## THE REQUEST
Pull every line with the word "Camera" out of the entries below.

## PROVIDED DATA
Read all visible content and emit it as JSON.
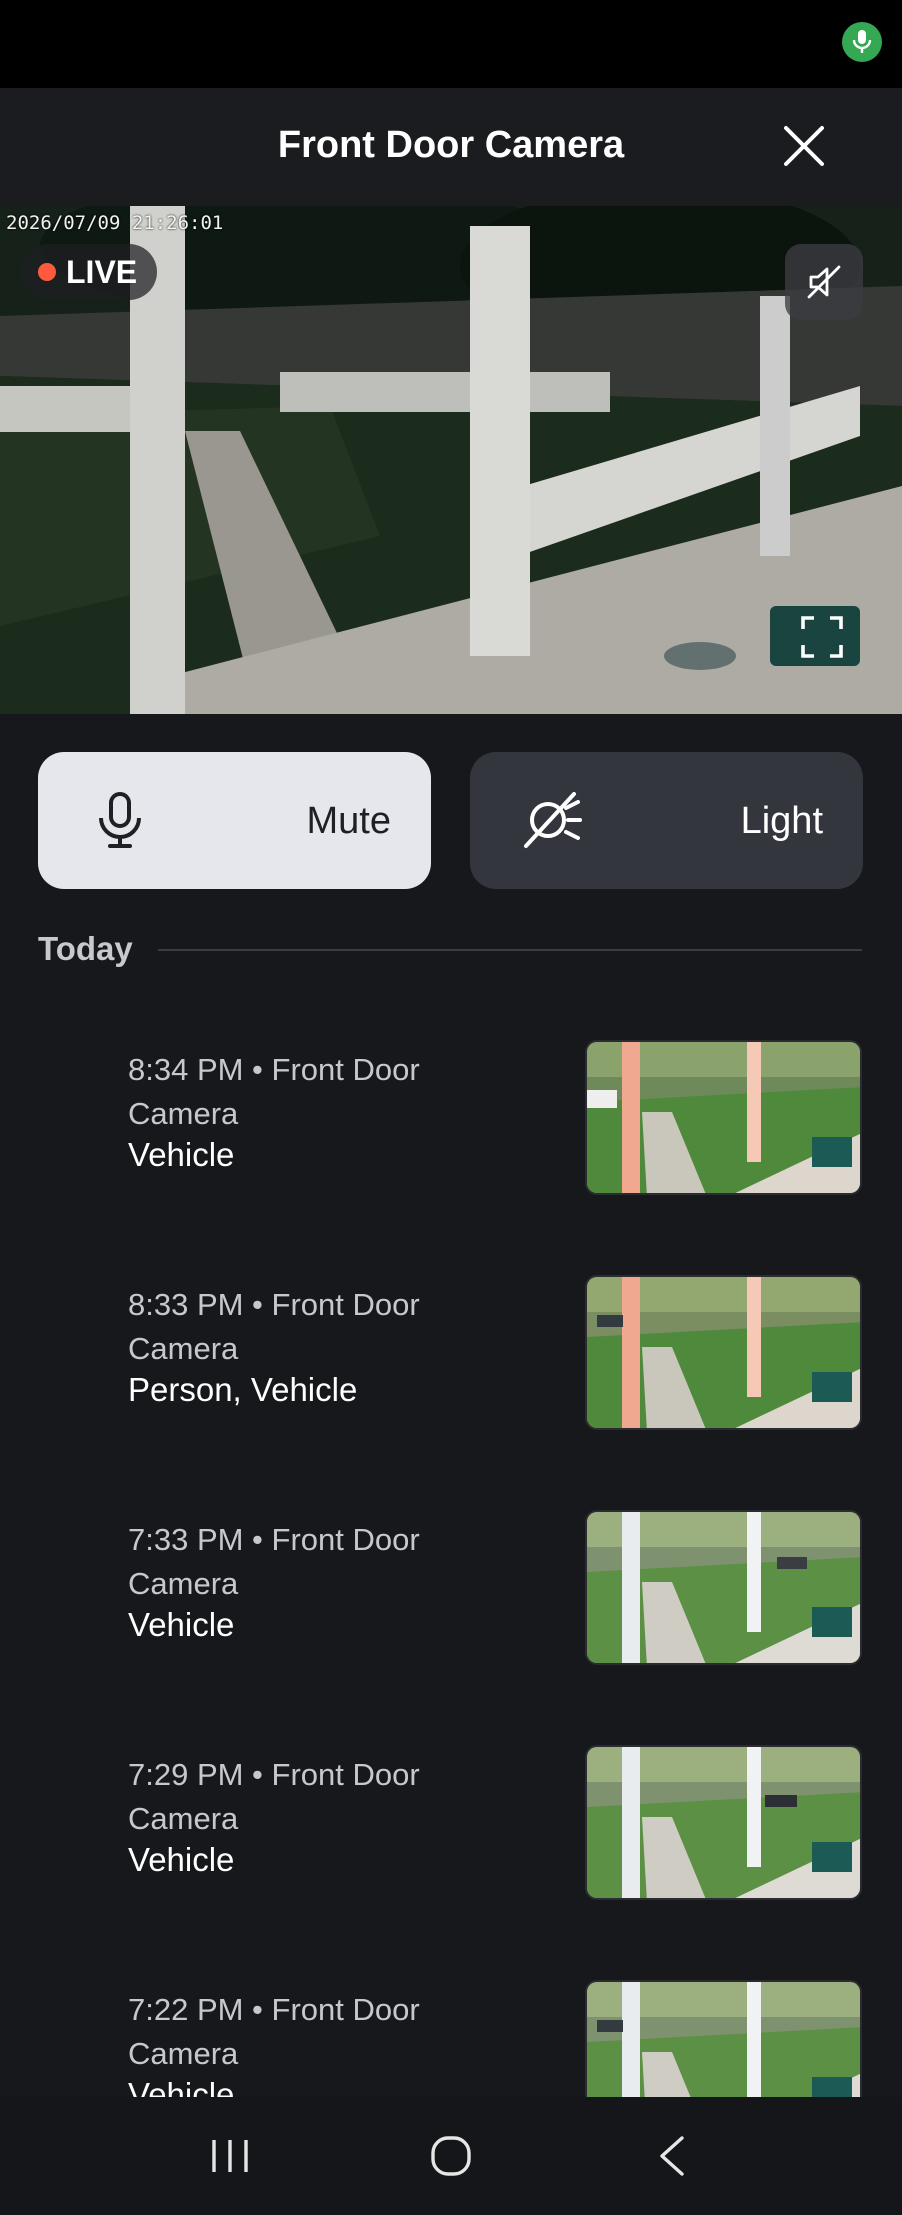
{
  "status_bar": {
    "mic_icon": "microphone-icon",
    "mic_color": "#34a853"
  },
  "header": {
    "title": "Front Door Camera",
    "close_icon": "close-icon"
  },
  "feed": {
    "timestamp": "2026/07/09 21:26:01",
    "live_label": "LIVE",
    "live_color": "#ff5a3d",
    "audio_icon": "speaker-muted-icon",
    "fullscreen_icon": "fullscreen-icon"
  },
  "controls": {
    "mute": {
      "label": "Mute",
      "icon": "microphone-icon"
    },
    "light": {
      "label": "Light",
      "icon": "light-off-icon"
    }
  },
  "section": {
    "label": "Today"
  },
  "events": [
    {
      "meta": "8:34 PM • Front Door Camera",
      "type": "Vehicle"
    },
    {
      "meta": "8:33 PM • Front Door Camera",
      "type": "Person, Vehicle"
    },
    {
      "meta": "7:33 PM • Front Door Camera",
      "type": "Vehicle"
    },
    {
      "meta": "7:29 PM • Front Door Camera",
      "type": "Vehicle"
    },
    {
      "meta": "7:22 PM • Front Door Camera",
      "type": "Vehicle"
    }
  ],
  "nav": {
    "recents_icon": "recents-icon",
    "home_icon": "home-icon",
    "back_icon": "back-icon"
  }
}
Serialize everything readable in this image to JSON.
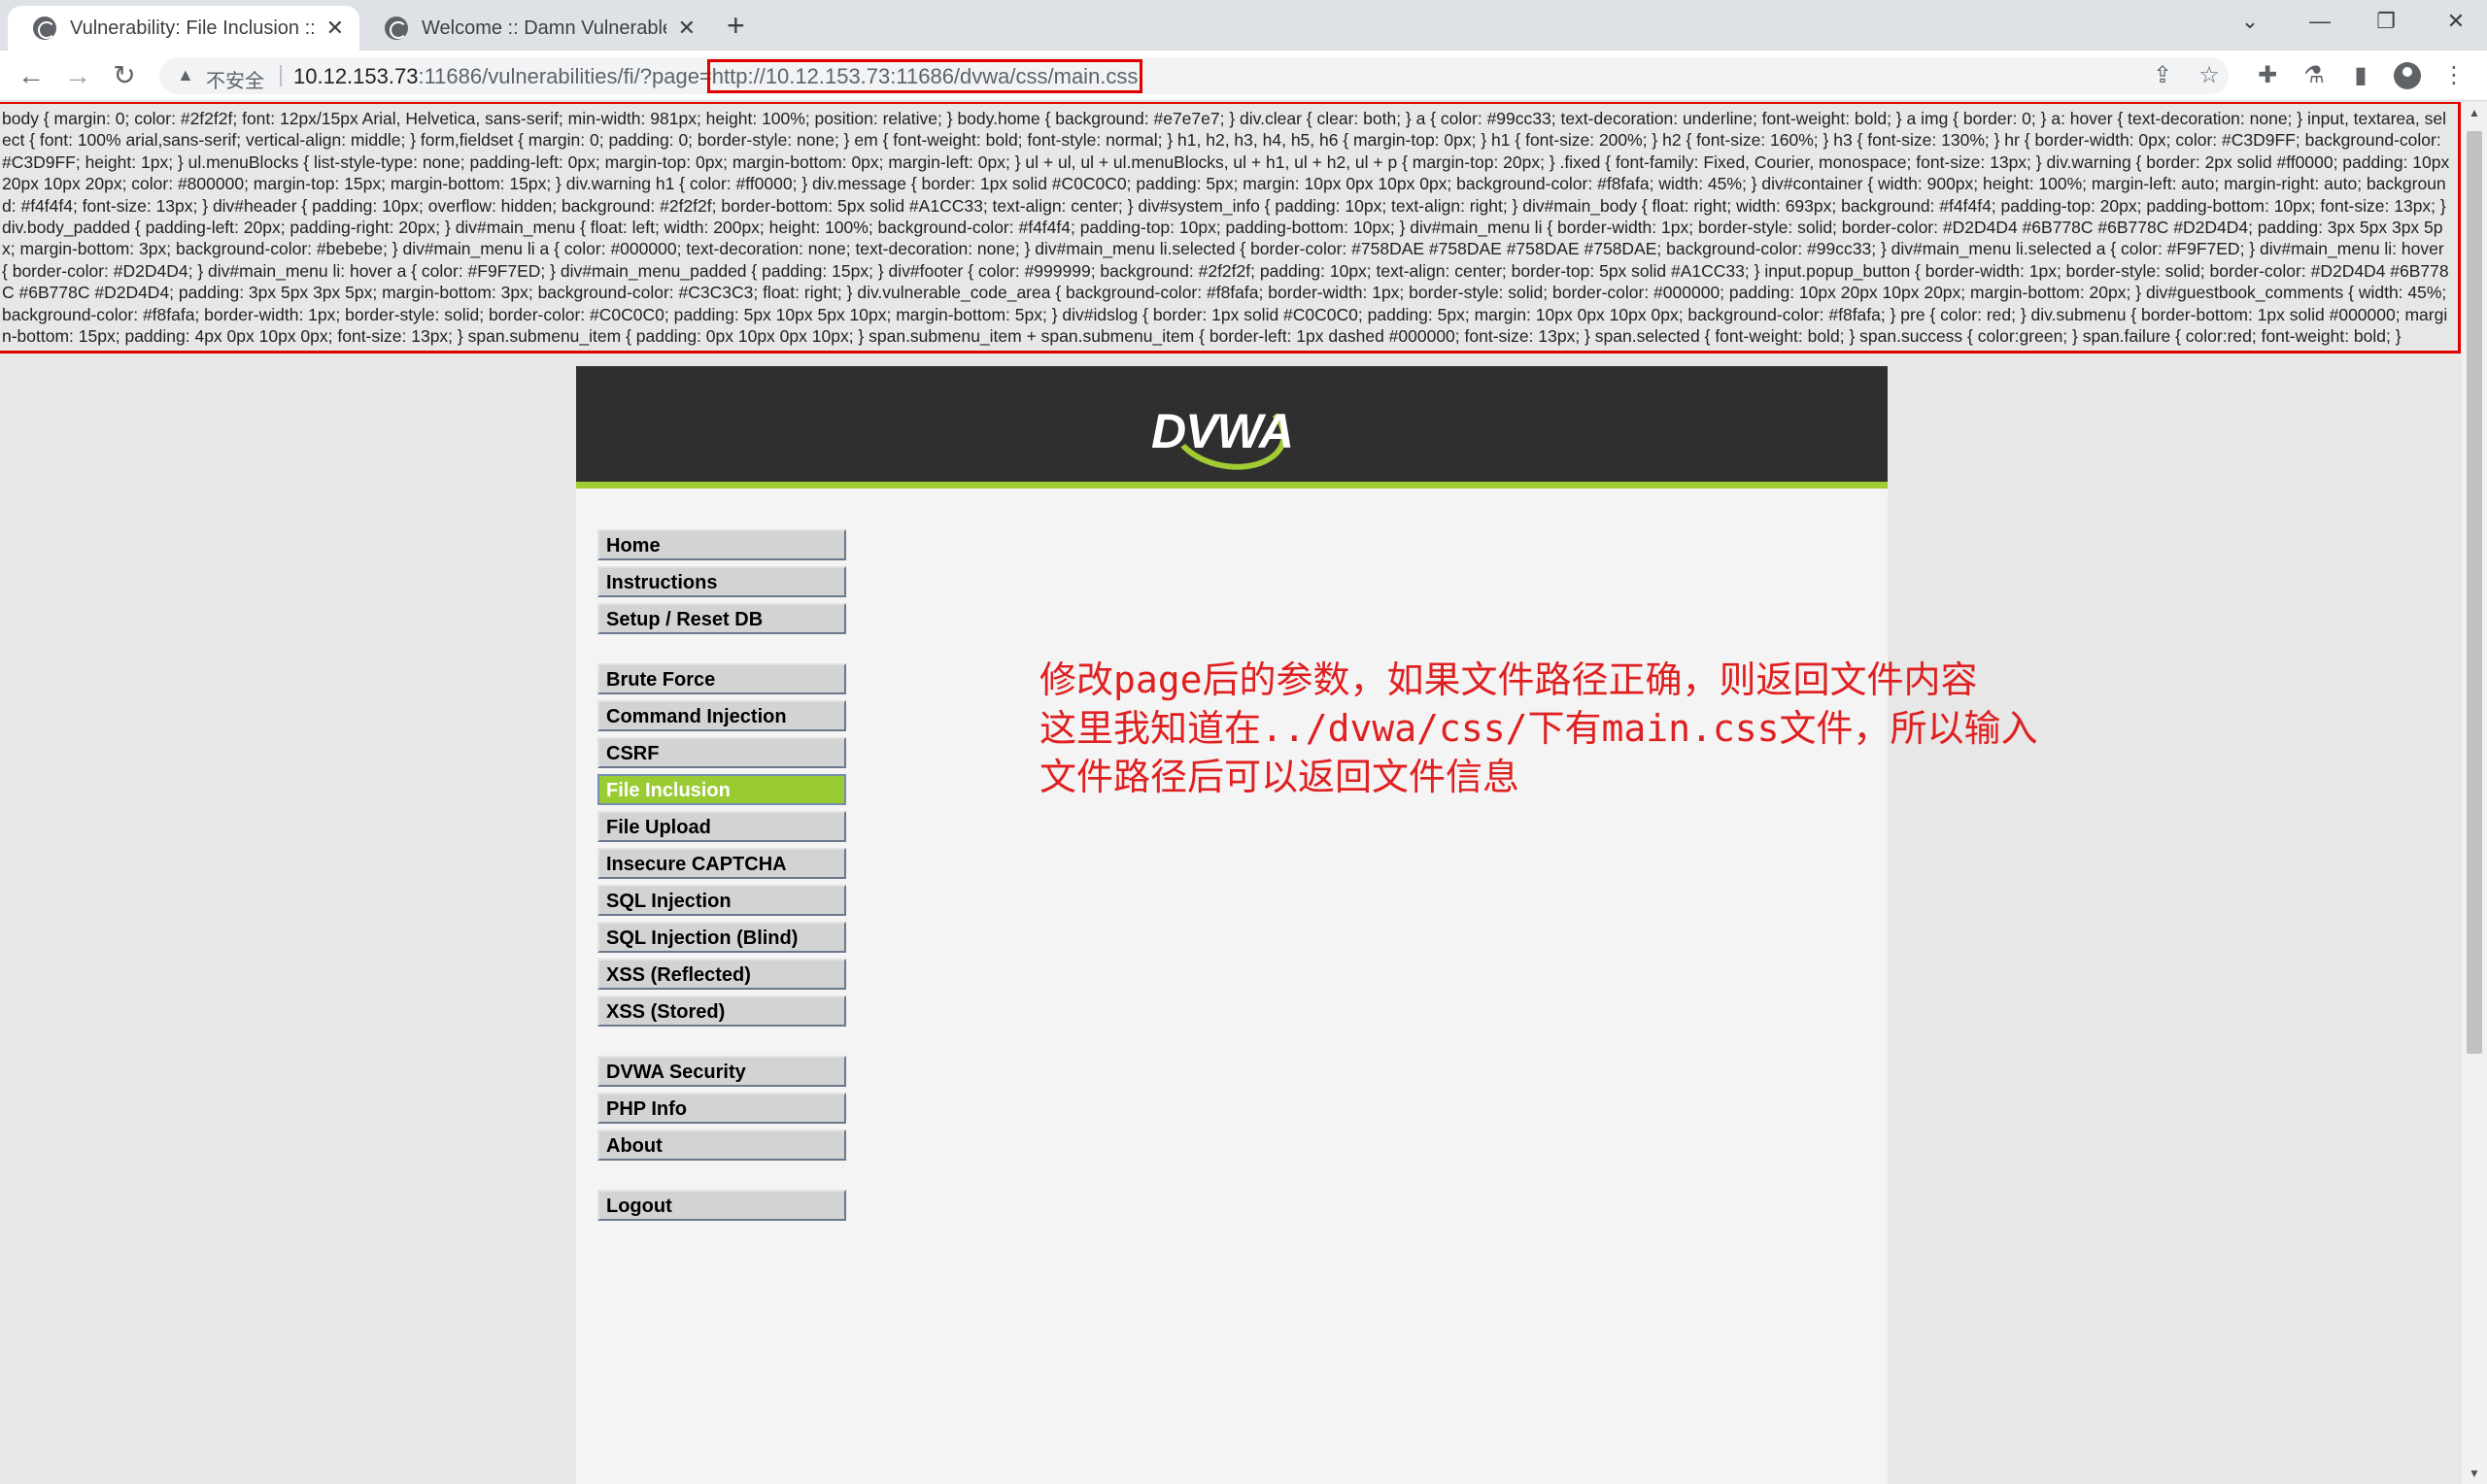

## FINAL RESULT
    "title": "Front Door Camera",
      "meta": "8:34 PM • Front Door Camera",
      "meta": "8:33 PM • Front Door Camera",
      "meta": "7:33 PM • Front Door Camera",
      "meta": "7:29 PM • Front Door Camera",
      "meta": "7:22 PM • Front Door Camera",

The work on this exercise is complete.